Wherever "Evans" appears in a line, copy that line.

(Data items)
--- Start ---

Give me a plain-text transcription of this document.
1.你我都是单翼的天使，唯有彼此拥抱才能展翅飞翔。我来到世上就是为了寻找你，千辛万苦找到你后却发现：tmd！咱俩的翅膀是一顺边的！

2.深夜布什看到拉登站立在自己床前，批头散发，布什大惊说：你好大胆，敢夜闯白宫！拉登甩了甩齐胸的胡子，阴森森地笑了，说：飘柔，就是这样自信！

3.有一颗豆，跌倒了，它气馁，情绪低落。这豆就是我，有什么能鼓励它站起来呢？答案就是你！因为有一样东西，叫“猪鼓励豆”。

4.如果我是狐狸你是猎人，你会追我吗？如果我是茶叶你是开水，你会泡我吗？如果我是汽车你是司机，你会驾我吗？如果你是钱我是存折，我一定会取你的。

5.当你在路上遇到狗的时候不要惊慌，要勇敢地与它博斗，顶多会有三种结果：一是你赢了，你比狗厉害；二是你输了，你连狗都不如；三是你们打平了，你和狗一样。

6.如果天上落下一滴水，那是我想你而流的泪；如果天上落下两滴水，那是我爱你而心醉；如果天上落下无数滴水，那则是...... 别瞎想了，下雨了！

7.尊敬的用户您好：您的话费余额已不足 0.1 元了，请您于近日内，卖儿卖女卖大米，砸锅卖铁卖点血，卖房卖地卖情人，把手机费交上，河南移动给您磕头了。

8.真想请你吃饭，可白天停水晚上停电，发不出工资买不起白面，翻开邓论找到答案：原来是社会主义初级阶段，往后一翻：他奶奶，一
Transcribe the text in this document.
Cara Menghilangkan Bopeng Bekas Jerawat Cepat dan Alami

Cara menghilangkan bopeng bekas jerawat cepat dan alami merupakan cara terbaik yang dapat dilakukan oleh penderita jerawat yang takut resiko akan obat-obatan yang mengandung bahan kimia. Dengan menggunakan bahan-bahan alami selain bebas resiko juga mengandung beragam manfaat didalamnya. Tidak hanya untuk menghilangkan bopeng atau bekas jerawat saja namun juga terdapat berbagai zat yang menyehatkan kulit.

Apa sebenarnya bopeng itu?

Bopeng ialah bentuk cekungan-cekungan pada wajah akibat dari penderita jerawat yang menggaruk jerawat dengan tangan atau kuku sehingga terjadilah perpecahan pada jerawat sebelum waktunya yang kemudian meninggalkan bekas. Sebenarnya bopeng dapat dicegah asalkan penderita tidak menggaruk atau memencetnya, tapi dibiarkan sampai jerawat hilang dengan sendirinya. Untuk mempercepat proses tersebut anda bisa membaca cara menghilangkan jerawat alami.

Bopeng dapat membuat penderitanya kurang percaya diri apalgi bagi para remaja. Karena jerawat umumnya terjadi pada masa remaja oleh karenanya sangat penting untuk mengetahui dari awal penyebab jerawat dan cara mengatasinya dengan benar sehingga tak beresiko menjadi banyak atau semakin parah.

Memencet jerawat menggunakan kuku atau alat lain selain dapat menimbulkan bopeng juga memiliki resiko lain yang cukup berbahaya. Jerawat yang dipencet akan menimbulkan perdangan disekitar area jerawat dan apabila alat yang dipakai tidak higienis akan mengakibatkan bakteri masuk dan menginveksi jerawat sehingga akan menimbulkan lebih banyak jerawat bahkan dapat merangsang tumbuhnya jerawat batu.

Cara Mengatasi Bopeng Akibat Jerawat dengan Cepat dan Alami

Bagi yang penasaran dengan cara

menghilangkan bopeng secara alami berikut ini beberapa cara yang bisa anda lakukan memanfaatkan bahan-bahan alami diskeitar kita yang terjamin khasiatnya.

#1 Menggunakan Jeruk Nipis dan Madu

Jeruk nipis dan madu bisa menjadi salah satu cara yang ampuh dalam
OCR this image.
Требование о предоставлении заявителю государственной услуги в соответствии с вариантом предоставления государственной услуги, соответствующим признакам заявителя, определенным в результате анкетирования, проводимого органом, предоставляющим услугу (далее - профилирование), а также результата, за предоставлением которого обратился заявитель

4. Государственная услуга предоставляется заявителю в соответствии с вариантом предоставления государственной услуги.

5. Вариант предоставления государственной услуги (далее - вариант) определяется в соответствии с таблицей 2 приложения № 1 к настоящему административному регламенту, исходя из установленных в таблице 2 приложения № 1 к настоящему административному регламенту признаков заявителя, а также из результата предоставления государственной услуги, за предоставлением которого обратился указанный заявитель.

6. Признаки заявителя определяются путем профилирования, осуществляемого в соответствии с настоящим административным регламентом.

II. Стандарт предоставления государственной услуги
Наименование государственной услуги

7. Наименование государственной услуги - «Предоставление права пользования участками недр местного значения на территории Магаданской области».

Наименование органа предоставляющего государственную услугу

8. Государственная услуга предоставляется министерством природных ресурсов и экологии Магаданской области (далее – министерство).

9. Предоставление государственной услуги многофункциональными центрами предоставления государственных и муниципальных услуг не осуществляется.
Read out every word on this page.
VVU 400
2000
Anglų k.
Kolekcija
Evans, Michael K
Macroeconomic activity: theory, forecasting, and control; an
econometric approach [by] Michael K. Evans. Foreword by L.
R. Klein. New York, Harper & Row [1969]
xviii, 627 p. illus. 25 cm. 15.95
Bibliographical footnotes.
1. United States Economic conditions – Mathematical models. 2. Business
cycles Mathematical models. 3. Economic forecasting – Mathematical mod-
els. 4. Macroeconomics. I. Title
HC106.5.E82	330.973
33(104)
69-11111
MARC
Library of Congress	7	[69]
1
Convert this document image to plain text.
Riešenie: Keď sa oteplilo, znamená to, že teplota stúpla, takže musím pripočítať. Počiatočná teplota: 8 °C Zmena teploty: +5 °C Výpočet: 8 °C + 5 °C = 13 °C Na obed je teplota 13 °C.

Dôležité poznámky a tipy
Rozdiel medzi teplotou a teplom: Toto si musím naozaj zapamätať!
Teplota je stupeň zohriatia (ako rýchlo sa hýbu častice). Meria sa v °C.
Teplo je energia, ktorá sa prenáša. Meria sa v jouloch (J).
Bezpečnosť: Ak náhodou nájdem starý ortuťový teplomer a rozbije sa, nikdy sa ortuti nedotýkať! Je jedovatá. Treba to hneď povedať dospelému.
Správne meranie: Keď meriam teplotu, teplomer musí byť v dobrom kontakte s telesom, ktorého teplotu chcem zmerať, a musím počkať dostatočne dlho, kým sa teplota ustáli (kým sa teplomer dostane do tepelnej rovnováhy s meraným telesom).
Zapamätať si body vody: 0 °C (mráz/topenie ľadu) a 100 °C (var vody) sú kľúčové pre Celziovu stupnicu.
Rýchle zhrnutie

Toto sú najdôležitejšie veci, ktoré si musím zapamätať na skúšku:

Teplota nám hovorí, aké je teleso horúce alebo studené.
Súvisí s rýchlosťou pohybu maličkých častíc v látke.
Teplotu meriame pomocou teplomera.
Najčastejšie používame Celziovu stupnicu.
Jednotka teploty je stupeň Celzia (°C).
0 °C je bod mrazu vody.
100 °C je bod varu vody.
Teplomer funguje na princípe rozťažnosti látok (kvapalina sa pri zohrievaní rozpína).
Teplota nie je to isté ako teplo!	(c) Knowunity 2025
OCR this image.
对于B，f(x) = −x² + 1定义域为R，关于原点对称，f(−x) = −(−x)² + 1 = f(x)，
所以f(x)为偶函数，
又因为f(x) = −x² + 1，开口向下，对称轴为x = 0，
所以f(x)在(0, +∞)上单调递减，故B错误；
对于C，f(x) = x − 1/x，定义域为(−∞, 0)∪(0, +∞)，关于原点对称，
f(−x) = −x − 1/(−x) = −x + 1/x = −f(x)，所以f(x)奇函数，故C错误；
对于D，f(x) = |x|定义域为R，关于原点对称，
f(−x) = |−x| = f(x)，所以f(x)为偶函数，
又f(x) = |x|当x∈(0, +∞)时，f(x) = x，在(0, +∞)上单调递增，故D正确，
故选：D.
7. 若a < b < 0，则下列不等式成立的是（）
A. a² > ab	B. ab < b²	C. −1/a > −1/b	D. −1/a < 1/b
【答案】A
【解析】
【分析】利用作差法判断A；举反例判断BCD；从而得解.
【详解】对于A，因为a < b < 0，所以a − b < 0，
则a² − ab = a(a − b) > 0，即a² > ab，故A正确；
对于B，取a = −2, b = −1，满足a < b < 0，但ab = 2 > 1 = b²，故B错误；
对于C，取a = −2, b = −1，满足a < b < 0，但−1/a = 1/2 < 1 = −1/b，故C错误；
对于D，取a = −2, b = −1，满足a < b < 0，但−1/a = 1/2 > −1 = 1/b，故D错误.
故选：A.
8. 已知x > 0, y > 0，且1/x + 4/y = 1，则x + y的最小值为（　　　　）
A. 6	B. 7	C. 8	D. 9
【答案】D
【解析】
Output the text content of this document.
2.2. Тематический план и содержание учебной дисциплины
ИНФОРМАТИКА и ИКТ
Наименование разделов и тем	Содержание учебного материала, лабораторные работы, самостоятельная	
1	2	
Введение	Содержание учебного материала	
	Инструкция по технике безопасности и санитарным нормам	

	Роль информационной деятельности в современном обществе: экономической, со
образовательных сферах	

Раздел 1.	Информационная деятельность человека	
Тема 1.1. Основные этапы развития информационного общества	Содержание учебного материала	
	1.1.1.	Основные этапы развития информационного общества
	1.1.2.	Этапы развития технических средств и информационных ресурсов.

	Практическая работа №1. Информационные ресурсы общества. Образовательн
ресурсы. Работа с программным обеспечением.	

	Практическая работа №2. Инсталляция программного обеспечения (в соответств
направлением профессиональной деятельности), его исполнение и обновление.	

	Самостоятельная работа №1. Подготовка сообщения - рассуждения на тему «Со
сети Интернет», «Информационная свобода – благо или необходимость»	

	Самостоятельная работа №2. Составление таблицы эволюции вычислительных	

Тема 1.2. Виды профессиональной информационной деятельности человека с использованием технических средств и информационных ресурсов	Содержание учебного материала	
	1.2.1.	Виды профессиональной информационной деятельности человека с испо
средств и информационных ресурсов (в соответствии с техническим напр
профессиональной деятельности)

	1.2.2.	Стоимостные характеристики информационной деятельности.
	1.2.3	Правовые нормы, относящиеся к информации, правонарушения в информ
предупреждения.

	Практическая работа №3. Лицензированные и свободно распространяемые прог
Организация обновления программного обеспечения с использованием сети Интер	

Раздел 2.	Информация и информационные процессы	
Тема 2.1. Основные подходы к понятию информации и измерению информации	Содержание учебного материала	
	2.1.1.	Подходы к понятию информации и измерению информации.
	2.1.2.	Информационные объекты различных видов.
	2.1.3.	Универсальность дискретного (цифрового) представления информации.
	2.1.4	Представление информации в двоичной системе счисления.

--- End ---

**Output**
Evans, Michael K
econometric approach [by] Michael K. Evans. Foreword by L.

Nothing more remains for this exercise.